→ WRITTEN INSTRUCTION: Identify every line in the records below that contains the word "Текст", and copy each of those lines.

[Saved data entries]
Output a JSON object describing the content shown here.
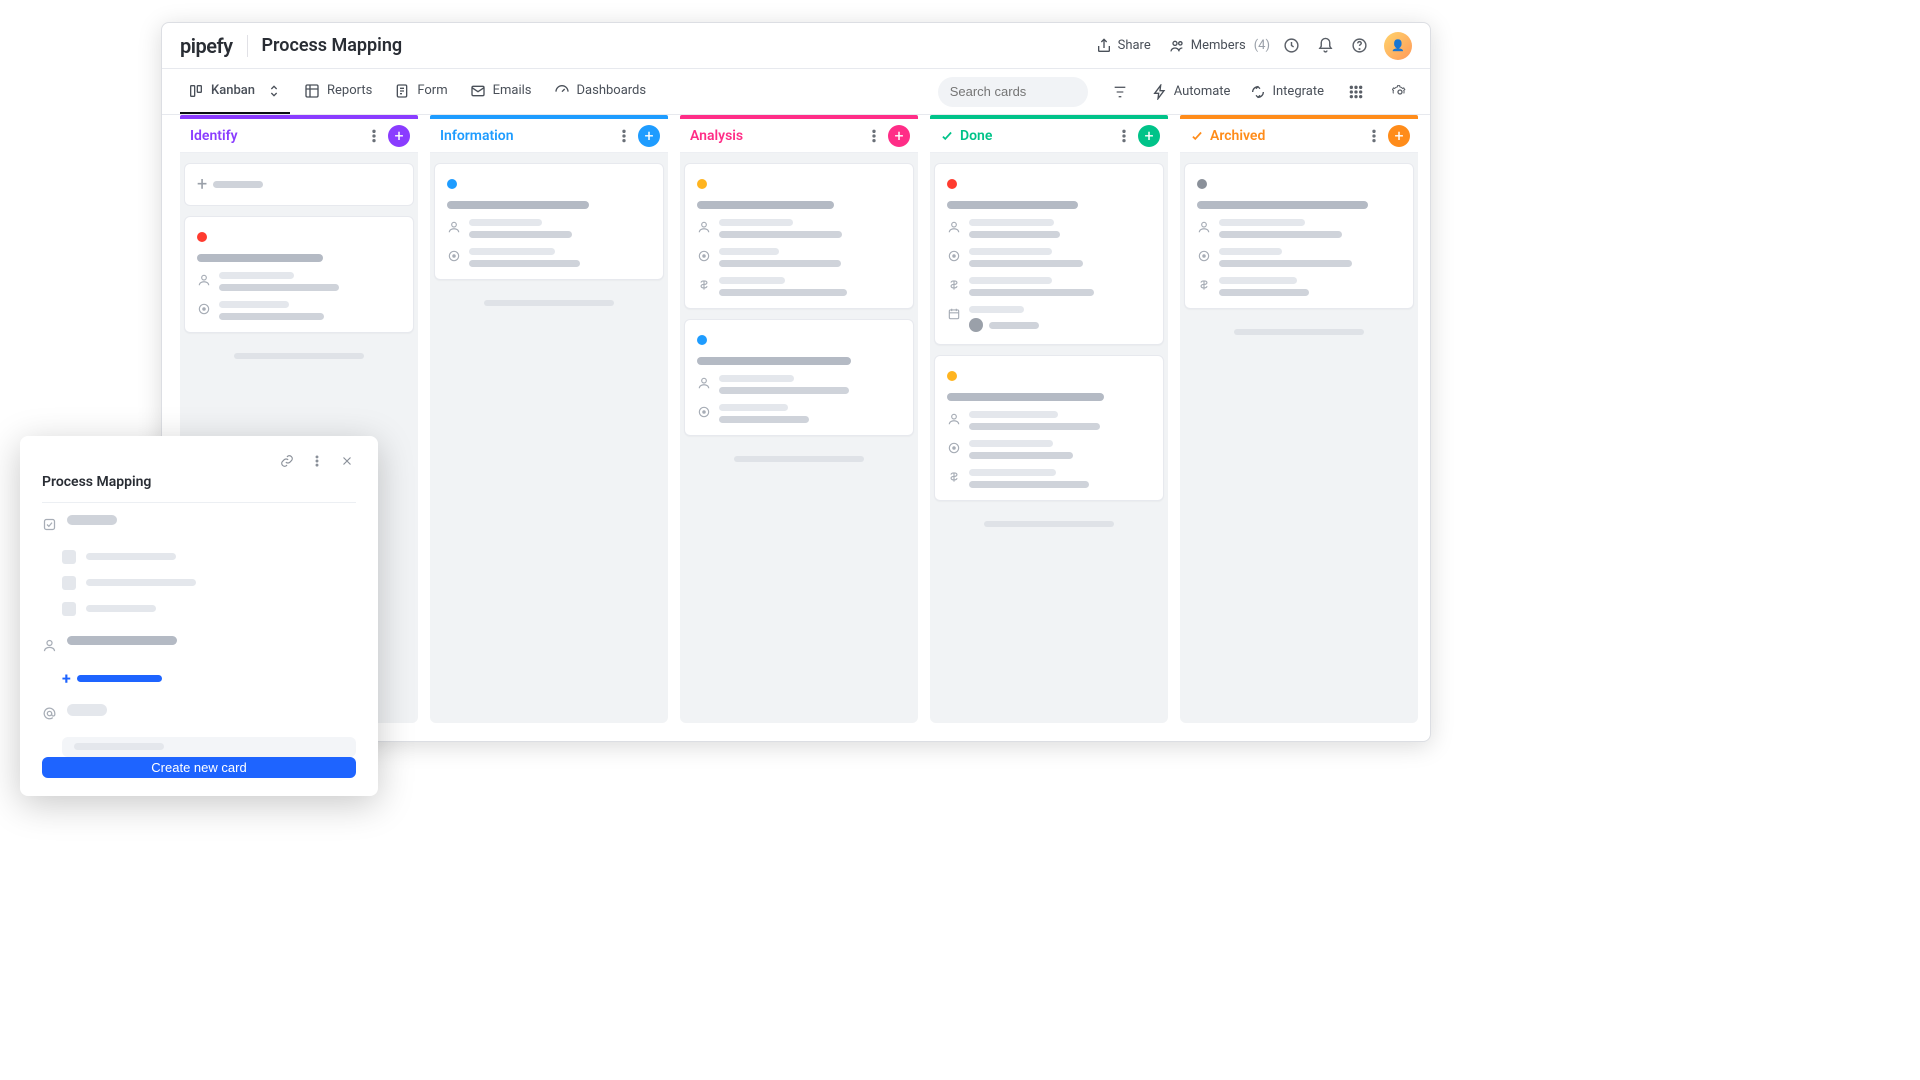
{
  "brand": "pipefy",
  "pipe_title": "Process Mapping",
  "header": {
    "share": "Share",
    "members": "Members",
    "members_count": "(4)"
  },
  "tabs": {
    "kanban": "Kanban",
    "reports": "Reports",
    "form": "Form",
    "emails": "Emails",
    "dashboards": "Dashboards"
  },
  "search": {
    "placeholder": "Search cards"
  },
  "toolbar": {
    "automate": "Automate",
    "integrate": "Integrate"
  },
  "colors": {
    "purple": "#8a3cff",
    "blue": "#1e9cff",
    "pink": "#ff2d87",
    "teal": "#00c389",
    "orange": "#ff8c1a",
    "red": "#ff3b2f",
    "yellow": "#ffb41f",
    "gray": "#8a9099"
  },
  "columns": [
    {
      "id": "identify",
      "title": "Identify",
      "color_key": "purple",
      "checked": false,
      "cards": [
        {
          "type": "new"
        },
        {
          "dot": "red",
          "rows": [
            "user",
            "target"
          ]
        }
      ]
    },
    {
      "id": "information",
      "title": "Information",
      "color_key": "blue",
      "checked": false,
      "cards": [
        {
          "dot": "blue",
          "rows": [
            "user",
            "target"
          ]
        }
      ]
    },
    {
      "id": "analysis",
      "title": "Analysis",
      "color_key": "pink",
      "checked": false,
      "cards": [
        {
          "dot": "yellow",
          "rows": [
            "user",
            "target",
            "money"
          ]
        },
        {
          "dot": "blue",
          "rows": [
            "user",
            "target"
          ]
        }
      ]
    },
    {
      "id": "done",
      "title": "Done",
      "color_key": "teal",
      "checked": true,
      "cards": [
        {
          "dot": "red",
          "rows": [
            "user",
            "target",
            "money",
            "date_with_assignee"
          ]
        },
        {
          "dot": "yellow",
          "rows": [
            "user",
            "target",
            "money"
          ]
        }
      ]
    },
    {
      "id": "archived",
      "title": "Archived",
      "color_key": "orange",
      "checked": true,
      "cards": [
        {
          "dot": "gray",
          "rows": [
            "user",
            "target",
            "money"
          ]
        }
      ]
    }
  ],
  "detail": {
    "title": "Process Mapping",
    "button": "Create new card"
  }
}
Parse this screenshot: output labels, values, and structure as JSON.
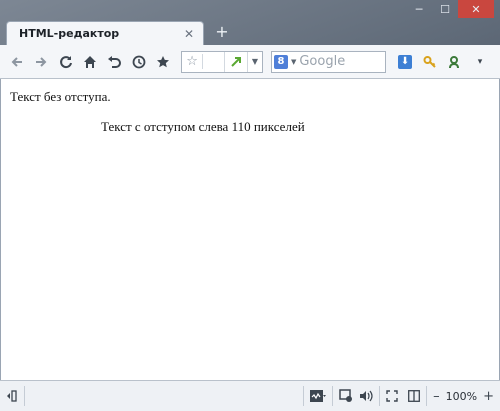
{
  "window": {
    "controls": {
      "minimize": "─",
      "maximize": "☐",
      "close": "✕"
    }
  },
  "tabs": [
    {
      "title": "HTML-редактор",
      "close": "✕"
    }
  ],
  "newtab": "+",
  "toolbar": {
    "back": "back-arrow-icon",
    "forward": "forward-arrow-icon",
    "reload": "reload-icon",
    "home": "home-icon",
    "undo": "undo-icon",
    "history": "clock-icon",
    "bookmarks": "star-icon",
    "url_value": "",
    "search_placeholder": "Google",
    "search_engine_letter": "8"
  },
  "page": {
    "text_no_indent": "Текст без отступа.",
    "text_indent": "Текст с отступом слева 110 пикселей"
  },
  "status": {
    "zoom": "100%",
    "zoom_minus": "–",
    "zoom_plus": "+"
  },
  "colors": {
    "close": "#c9473f",
    "go_arrow": "#5aa832",
    "download": "#3d7fd4",
    "key": "#d9a21c"
  }
}
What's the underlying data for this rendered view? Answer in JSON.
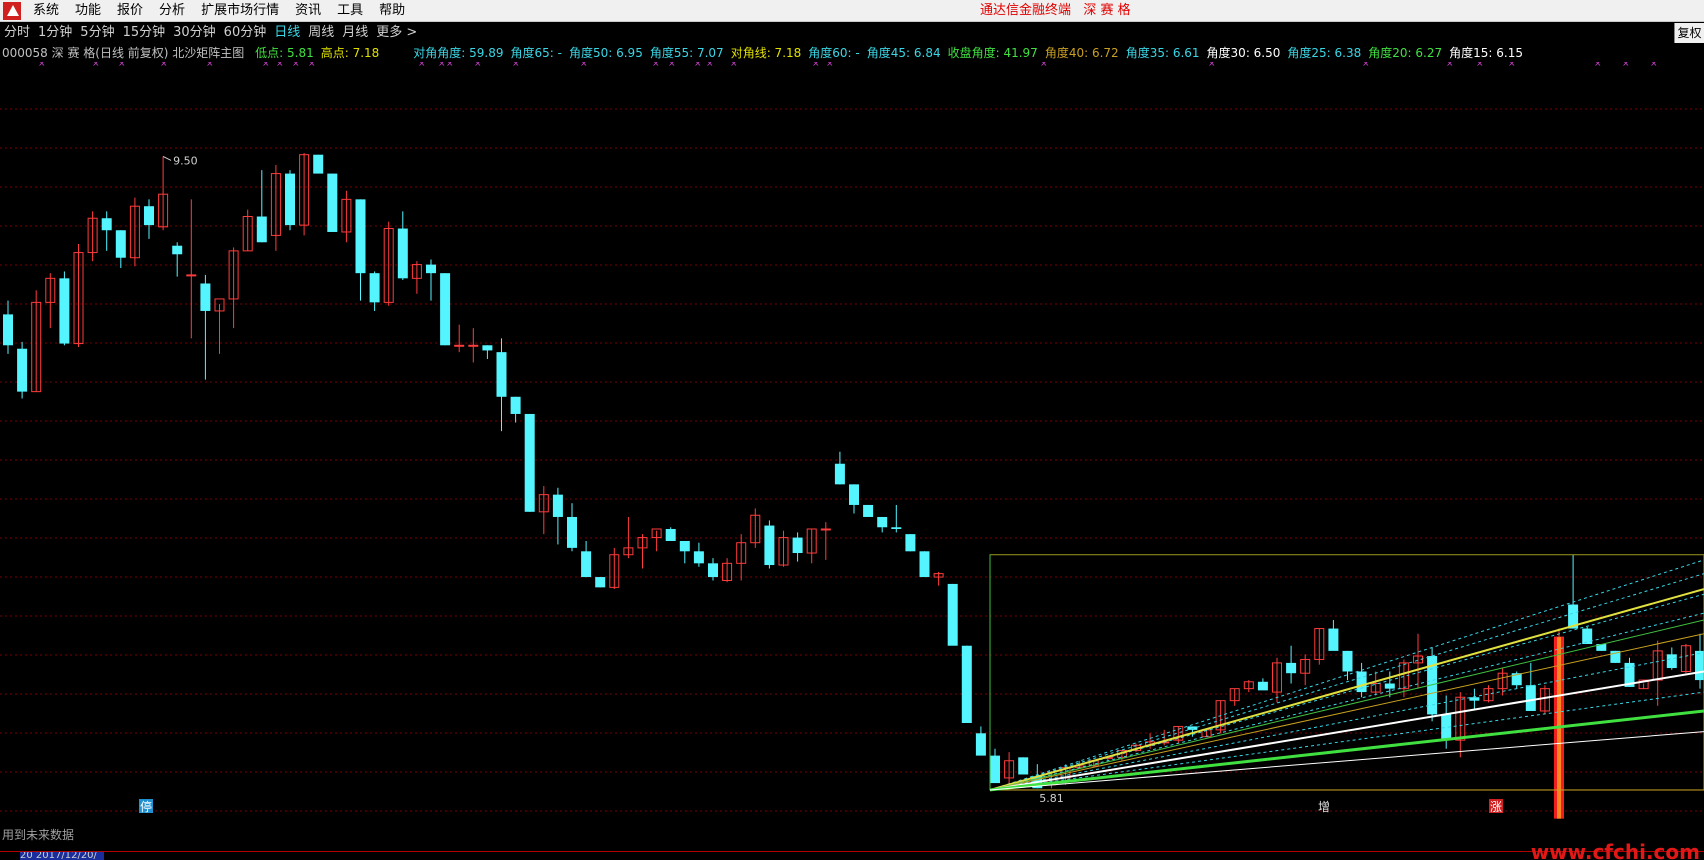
{
  "menu": {
    "items": [
      "系统",
      "功能",
      "报价",
      "分析",
      "扩展市场行情",
      "资讯",
      "工具",
      "帮助"
    ],
    "terminal_title": "通达信金融终端",
    "stock_short_name": "深 赛 格"
  },
  "period_tabs": {
    "items": [
      "分时",
      "1分钟",
      "5分钟",
      "15分钟",
      "30分钟",
      "60分钟",
      "日线",
      "周线",
      "月线",
      "更多 >"
    ],
    "active": "日线",
    "restore_label": "复权"
  },
  "indicator": {
    "stock_code": "000058",
    "stock_name": "深 赛 格",
    "mode": "(日线 前复权)",
    "indicator_name": "北沙矩阵主图",
    "values": [
      {
        "label": "低点:",
        "value": "5.81",
        "color": "#40e040"
      },
      {
        "label": "高点:",
        "value": "7.18",
        "color": "#e0e000"
      },
      {
        "label": "对角角度:",
        "value": "59.89",
        "color": "#3ad6e6"
      },
      {
        "label": "角度65:",
        "value": "-",
        "color": "#3ad6e6"
      },
      {
        "label": "角度50:",
        "value": "6.95",
        "color": "#3ad6e6"
      },
      {
        "label": "角度55:",
        "value": "7.07",
        "color": "#3ad6e6"
      },
      {
        "label": "对角线:",
        "value": "7.18",
        "color": "#e0e000"
      },
      {
        "label": "角度60:",
        "value": "-",
        "color": "#3ad6e6"
      },
      {
        "label": "角度45:",
        "value": "6.84",
        "color": "#3ad6e6"
      },
      {
        "label": "收盘角度:",
        "value": "41.97",
        "color": "#40e040"
      },
      {
        "label": "角度40:",
        "value": "6.72",
        "color": "#c8a020"
      },
      {
        "label": "角度35:",
        "value": "6.61",
        "color": "#3ad6e6"
      },
      {
        "label": "角度30:",
        "value": "6.50",
        "color": "#ffffff"
      },
      {
        "label": "角度25:",
        "value": "6.38",
        "color": "#3ad6e6"
      },
      {
        "label": "角度20:",
        "value": "6.27",
        "color": "#40e040"
      },
      {
        "label": "角度15:",
        "value": "6.15",
        "color": "#ffffff"
      }
    ]
  },
  "chart_data": {
    "type": "candlestick",
    "price_labels": {
      "high": "9.50",
      "low": "5.81"
    },
    "ylim": [
      5.6,
      10.05
    ],
    "colors": {
      "up": "#ff3c3c",
      "down": "#54f5ff",
      "grid": "#7a0000"
    },
    "candles": [
      [
        8.58,
        8.66,
        8.35,
        8.4
      ],
      [
        8.38,
        8.42,
        8.09,
        8.13
      ],
      [
        8.13,
        8.72,
        8.13,
        8.65
      ],
      [
        8.65,
        8.82,
        8.5,
        8.79
      ],
      [
        8.79,
        8.83,
        8.4,
        8.41
      ],
      [
        8.41,
        8.99,
        8.39,
        8.94
      ],
      [
        8.94,
        9.18,
        8.89,
        9.14
      ],
      [
        9.14,
        9.18,
        8.95,
        9.07
      ],
      [
        9.07,
        9.07,
        8.85,
        8.91
      ],
      [
        8.91,
        9.26,
        8.86,
        9.21
      ],
      [
        9.21,
        9.25,
        9.02,
        9.1
      ],
      [
        9.09,
        9.5,
        9.07,
        9.28
      ],
      [
        8.98,
        9.0,
        8.8,
        8.93
      ],
      [
        8.81,
        9.25,
        8.44,
        8.81
      ],
      [
        8.76,
        8.81,
        8.2,
        8.6
      ],
      [
        8.6,
        8.64,
        8.35,
        8.67
      ],
      [
        8.67,
        8.97,
        8.5,
        8.95
      ],
      [
        8.95,
        9.19,
        8.95,
        9.15
      ],
      [
        9.15,
        9.42,
        9.0,
        9.0
      ],
      [
        9.04,
        9.45,
        8.95,
        9.4
      ],
      [
        9.4,
        9.42,
        9.07,
        9.1
      ],
      [
        9.1,
        9.52,
        9.04,
        9.51
      ],
      [
        9.51,
        9.51,
        9.44,
        9.4
      ],
      [
        9.4,
        9.4,
        9.06,
        9.06
      ],
      [
        9.06,
        9.3,
        9.0,
        9.25
      ],
      [
        9.25,
        9.25,
        8.66,
        8.82
      ],
      [
        8.82,
        8.83,
        8.6,
        8.65
      ],
      [
        8.65,
        9.12,
        8.63,
        9.08
      ],
      [
        9.08,
        9.18,
        8.78,
        8.79
      ],
      [
        8.79,
        8.89,
        8.7,
        8.87
      ],
      [
        8.87,
        8.9,
        8.66,
        8.82
      ],
      [
        8.82,
        8.82,
        8.4,
        8.4
      ],
      [
        8.4,
        8.52,
        8.36,
        8.4
      ],
      [
        8.4,
        8.5,
        8.3,
        8.4
      ],
      [
        8.4,
        8.4,
        8.32,
        8.37
      ],
      [
        8.36,
        8.44,
        7.9,
        8.1
      ],
      [
        8.1,
        8.1,
        7.95,
        8.0
      ],
      [
        8.0,
        8.0,
        7.43,
        7.43
      ],
      [
        7.43,
        7.58,
        7.3,
        7.53
      ],
      [
        7.53,
        7.57,
        7.24,
        7.4
      ],
      [
        7.4,
        7.48,
        7.2,
        7.22
      ],
      [
        7.2,
        7.26,
        7.05,
        7.05
      ],
      [
        7.05,
        7.05,
        6.99,
        6.99
      ],
      [
        6.99,
        7.22,
        6.98,
        7.18
      ],
      [
        7.18,
        7.4,
        7.16,
        7.22
      ],
      [
        7.22,
        7.3,
        7.1,
        7.28
      ],
      [
        7.28,
        7.32,
        7.2,
        7.33
      ],
      [
        7.33,
        7.34,
        7.26,
        7.26
      ],
      [
        7.26,
        7.26,
        7.13,
        7.2
      ],
      [
        7.2,
        7.25,
        7.11,
        7.13
      ],
      [
        7.13,
        7.16,
        7.03,
        7.05
      ],
      [
        7.03,
        7.16,
        7.02,
        7.13
      ],
      [
        7.13,
        7.3,
        7.03,
        7.25
      ],
      [
        7.25,
        7.45,
        7.22,
        7.41
      ],
      [
        7.35,
        7.38,
        7.1,
        7.12
      ],
      [
        7.12,
        7.32,
        7.11,
        7.28
      ],
      [
        7.28,
        7.31,
        7.14,
        7.19
      ],
      [
        7.19,
        7.33,
        7.13,
        7.33
      ],
      [
        7.33,
        7.37,
        7.15,
        7.33
      ],
      [
        7.71,
        7.78,
        7.59,
        7.59
      ],
      [
        7.59,
        7.59,
        7.42,
        7.47
      ],
      [
        7.47,
        7.47,
        7.4,
        7.4
      ],
      [
        7.4,
        7.4,
        7.31,
        7.34
      ],
      [
        7.34,
        7.47,
        7.31,
        7.33
      ],
      [
        7.3,
        7.3,
        7.2,
        7.2
      ],
      [
        7.2,
        7.2,
        7.05,
        7.05
      ],
      [
        7.05,
        7.08,
        7.0,
        7.07
      ],
      [
        7.01,
        7.01,
        6.66,
        6.65
      ],
      [
        6.65,
        6.65,
        6.2,
        6.2
      ],
      [
        6.14,
        6.18,
        6.05,
        6.01
      ],
      [
        6.01,
        6.05,
        5.88,
        5.85
      ],
      [
        5.88,
        6.03,
        5.82,
        5.98
      ],
      [
        6.0,
        6.0,
        5.9,
        5.9
      ],
      [
        5.89,
        5.96,
        5.82,
        5.82
      ],
      [
        5.84,
        5.92,
        5.82,
        5.87
      ],
      [
        5.88,
        5.96,
        5.84,
        5.94
      ],
      [
        5.94,
        5.98,
        5.94,
        5.95
      ],
      [
        5.95,
        5.98,
        5.94,
        5.98
      ],
      [
        6.0,
        6.01,
        5.98,
        6.0
      ],
      [
        6.0,
        6.04,
        5.98,
        6.04
      ],
      [
        6.04,
        6.08,
        6.03,
        6.07
      ],
      [
        6.07,
        6.14,
        6.05,
        6.09
      ],
      [
        6.09,
        6.16,
        6.07,
        6.09
      ],
      [
        6.1,
        6.18,
        6.08,
        6.18
      ],
      [
        6.18,
        6.18,
        6.12,
        6.16
      ],
      [
        6.12,
        6.16,
        6.12,
        6.16
      ],
      [
        6.16,
        6.33,
        6.14,
        6.33
      ],
      [
        6.33,
        6.4,
        6.3,
        6.4
      ],
      [
        6.4,
        6.45,
        6.38,
        6.44
      ],
      [
        6.44,
        6.46,
        6.4,
        6.39
      ],
      [
        6.38,
        6.58,
        6.32,
        6.55
      ],
      [
        6.55,
        6.65,
        6.43,
        6.49
      ],
      [
        6.49,
        6.6,
        6.42,
        6.57
      ],
      [
        6.57,
        6.75,
        6.54,
        6.75
      ],
      [
        6.75,
        6.8,
        6.65,
        6.62
      ],
      [
        6.62,
        6.62,
        6.45,
        6.5
      ],
      [
        6.5,
        6.55,
        6.35,
        6.38
      ],
      [
        6.38,
        6.5,
        6.36,
        6.43
      ],
      [
        6.43,
        6.5,
        6.35,
        6.4
      ],
      [
        6.4,
        6.57,
        6.35,
        6.55
      ],
      [
        6.55,
        6.72,
        6.4,
        6.59
      ],
      [
        6.59,
        6.64,
        6.21,
        6.25
      ],
      [
        6.25,
        6.36,
        6.05,
        6.1
      ],
      [
        6.1,
        6.38,
        6.0,
        6.35
      ],
      [
        6.35,
        6.4,
        6.28,
        6.33
      ],
      [
        6.33,
        6.42,
        6.32,
        6.4
      ],
      [
        6.4,
        6.52,
        6.36,
        6.49
      ],
      [
        6.49,
        6.5,
        6.4,
        6.42
      ],
      [
        6.42,
        6.55,
        6.31,
        6.27
      ],
      [
        6.27,
        6.42,
        6.25,
        6.4
      ],
      [
        6.4,
        6.75,
        6.28,
        6.7
      ],
      [
        6.89,
        7.18,
        6.75,
        6.75
      ],
      [
        6.75,
        6.76,
        6.66,
        6.66
      ],
      [
        6.66,
        6.66,
        6.62,
        6.62
      ],
      [
        6.62,
        6.62,
        6.55,
        6.55
      ],
      [
        6.55,
        6.58,
        6.41,
        6.41
      ],
      [
        6.4,
        6.43,
        6.4,
        6.45
      ],
      [
        6.45,
        6.68,
        6.3,
        6.62
      ],
      [
        6.6,
        6.64,
        6.51,
        6.52
      ],
      [
        6.5,
        6.66,
        6.49,
        6.65
      ],
      [
        6.62,
        6.72,
        6.4,
        6.45
      ],
      [
        6.45,
        6.68,
        6.44,
        6.67
      ],
      [
        6.67,
        6.71,
        6.53,
        6.64
      ],
      [
        6.64,
        6.65,
        6.6,
        6.6
      ],
      [
        6.6,
        6.7,
        6.58,
        6.65
      ]
    ]
  },
  "footnote": "用到未来数据",
  "bottom_marks": {
    "ting": "停",
    "zeng": "增",
    "zhang": "涨"
  },
  "date_strip": {
    "label": "20 2017/12/20/"
  },
  "watermark": "www.cfchi.com"
}
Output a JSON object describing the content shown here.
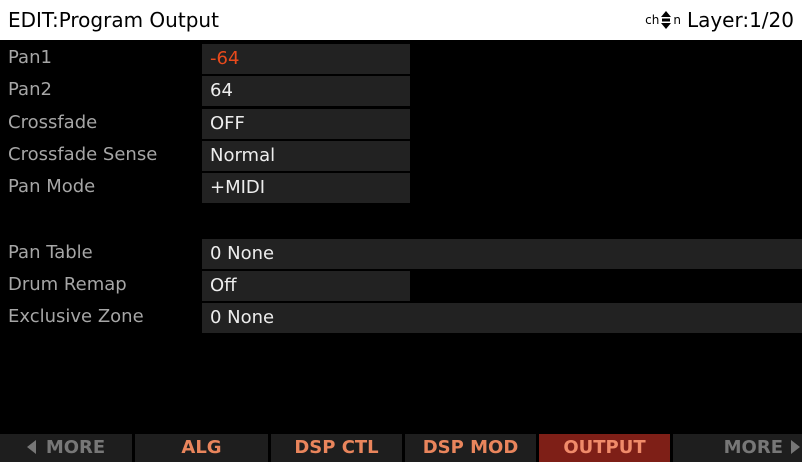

→ FINAL RESULT:
    "text_no_indent": "Текст без отступа.",
    "text_indent": "Текст с отступом слева 110 пикселей"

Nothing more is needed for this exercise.